### Task statement
Note each line of the listing that contains the string "this", and copy it.

begin

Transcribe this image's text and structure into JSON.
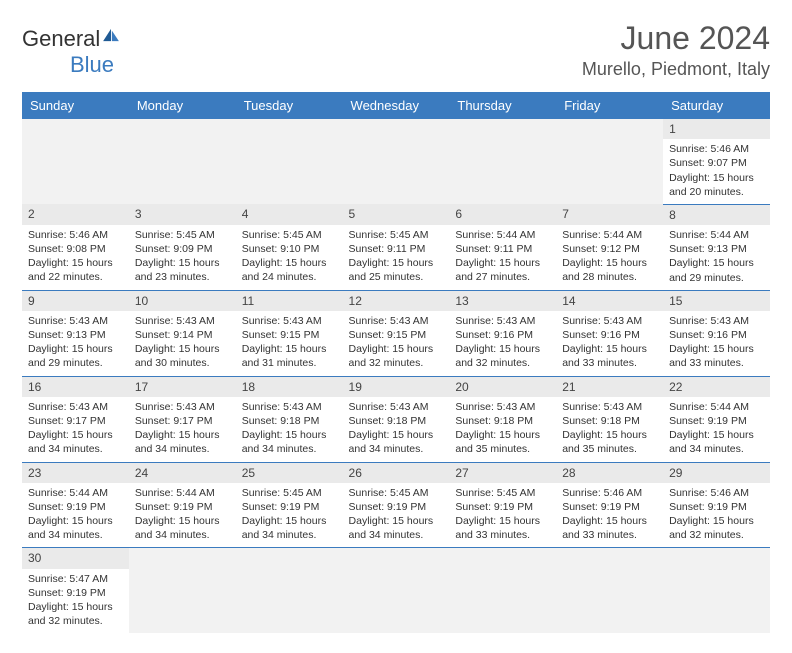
{
  "logo": {
    "text1": "General",
    "text2": "Blue"
  },
  "header": {
    "month_title": "June 2024",
    "location": "Murello, Piedmont, Italy"
  },
  "colors": {
    "header_bg": "#3b7bbf",
    "header_text": "#ffffff",
    "daynum_bg": "#eaeaea",
    "blank_bg": "#f2f2f2",
    "border": "#3b7bbf",
    "text": "#333333",
    "title_color": "#555555"
  },
  "day_names": [
    "Sunday",
    "Monday",
    "Tuesday",
    "Wednesday",
    "Thursday",
    "Friday",
    "Saturday"
  ],
  "weeks": [
    [
      null,
      null,
      null,
      null,
      null,
      null,
      {
        "n": "1",
        "sr": "5:46 AM",
        "ss": "9:07 PM",
        "dl": "15 hours and 20 minutes."
      }
    ],
    [
      {
        "n": "2",
        "sr": "5:46 AM",
        "ss": "9:08 PM",
        "dl": "15 hours and 22 minutes."
      },
      {
        "n": "3",
        "sr": "5:45 AM",
        "ss": "9:09 PM",
        "dl": "15 hours and 23 minutes."
      },
      {
        "n": "4",
        "sr": "5:45 AM",
        "ss": "9:10 PM",
        "dl": "15 hours and 24 minutes."
      },
      {
        "n": "5",
        "sr": "5:45 AM",
        "ss": "9:11 PM",
        "dl": "15 hours and 25 minutes."
      },
      {
        "n": "6",
        "sr": "5:44 AM",
        "ss": "9:11 PM",
        "dl": "15 hours and 27 minutes."
      },
      {
        "n": "7",
        "sr": "5:44 AM",
        "ss": "9:12 PM",
        "dl": "15 hours and 28 minutes."
      },
      {
        "n": "8",
        "sr": "5:44 AM",
        "ss": "9:13 PM",
        "dl": "15 hours and 29 minutes."
      }
    ],
    [
      {
        "n": "9",
        "sr": "5:43 AM",
        "ss": "9:13 PM",
        "dl": "15 hours and 29 minutes."
      },
      {
        "n": "10",
        "sr": "5:43 AM",
        "ss": "9:14 PM",
        "dl": "15 hours and 30 minutes."
      },
      {
        "n": "11",
        "sr": "5:43 AM",
        "ss": "9:15 PM",
        "dl": "15 hours and 31 minutes."
      },
      {
        "n": "12",
        "sr": "5:43 AM",
        "ss": "9:15 PM",
        "dl": "15 hours and 32 minutes."
      },
      {
        "n": "13",
        "sr": "5:43 AM",
        "ss": "9:16 PM",
        "dl": "15 hours and 32 minutes."
      },
      {
        "n": "14",
        "sr": "5:43 AM",
        "ss": "9:16 PM",
        "dl": "15 hours and 33 minutes."
      },
      {
        "n": "15",
        "sr": "5:43 AM",
        "ss": "9:16 PM",
        "dl": "15 hours and 33 minutes."
      }
    ],
    [
      {
        "n": "16",
        "sr": "5:43 AM",
        "ss": "9:17 PM",
        "dl": "15 hours and 34 minutes."
      },
      {
        "n": "17",
        "sr": "5:43 AM",
        "ss": "9:17 PM",
        "dl": "15 hours and 34 minutes."
      },
      {
        "n": "18",
        "sr": "5:43 AM",
        "ss": "9:18 PM",
        "dl": "15 hours and 34 minutes."
      },
      {
        "n": "19",
        "sr": "5:43 AM",
        "ss": "9:18 PM",
        "dl": "15 hours and 34 minutes."
      },
      {
        "n": "20",
        "sr": "5:43 AM",
        "ss": "9:18 PM",
        "dl": "15 hours and 35 minutes."
      },
      {
        "n": "21",
        "sr": "5:43 AM",
        "ss": "9:18 PM",
        "dl": "15 hours and 35 minutes."
      },
      {
        "n": "22",
        "sr": "5:44 AM",
        "ss": "9:19 PM",
        "dl": "15 hours and 34 minutes."
      }
    ],
    [
      {
        "n": "23",
        "sr": "5:44 AM",
        "ss": "9:19 PM",
        "dl": "15 hours and 34 minutes."
      },
      {
        "n": "24",
        "sr": "5:44 AM",
        "ss": "9:19 PM",
        "dl": "15 hours and 34 minutes."
      },
      {
        "n": "25",
        "sr": "5:45 AM",
        "ss": "9:19 PM",
        "dl": "15 hours and 34 minutes."
      },
      {
        "n": "26",
        "sr": "5:45 AM",
        "ss": "9:19 PM",
        "dl": "15 hours and 34 minutes."
      },
      {
        "n": "27",
        "sr": "5:45 AM",
        "ss": "9:19 PM",
        "dl": "15 hours and 33 minutes."
      },
      {
        "n": "28",
        "sr": "5:46 AM",
        "ss": "9:19 PM",
        "dl": "15 hours and 33 minutes."
      },
      {
        "n": "29",
        "sr": "5:46 AM",
        "ss": "9:19 PM",
        "dl": "15 hours and 32 minutes."
      }
    ],
    [
      {
        "n": "30",
        "sr": "5:47 AM",
        "ss": "9:19 PM",
        "dl": "15 hours and 32 minutes."
      },
      null,
      null,
      null,
      null,
      null,
      null
    ]
  ],
  "labels": {
    "sunrise": "Sunrise:",
    "sunset": "Sunset:",
    "daylight": "Daylight:"
  }
}
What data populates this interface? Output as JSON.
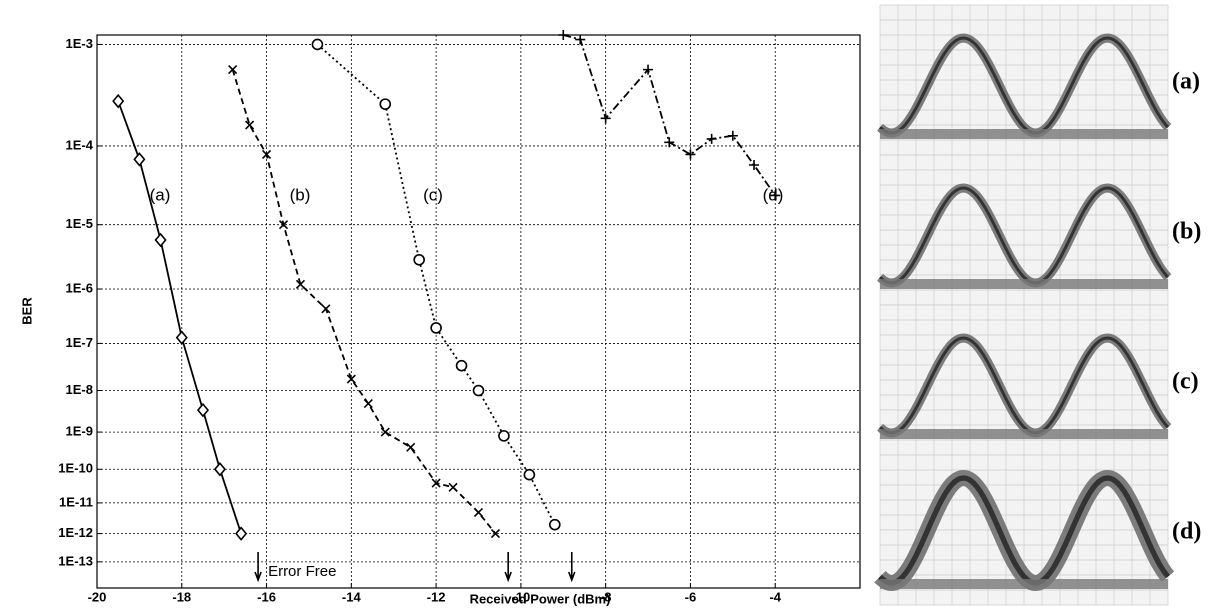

end

### Full response
Transcribe this image's text and structure into JSON.
What data populates this interface? Output as JSON.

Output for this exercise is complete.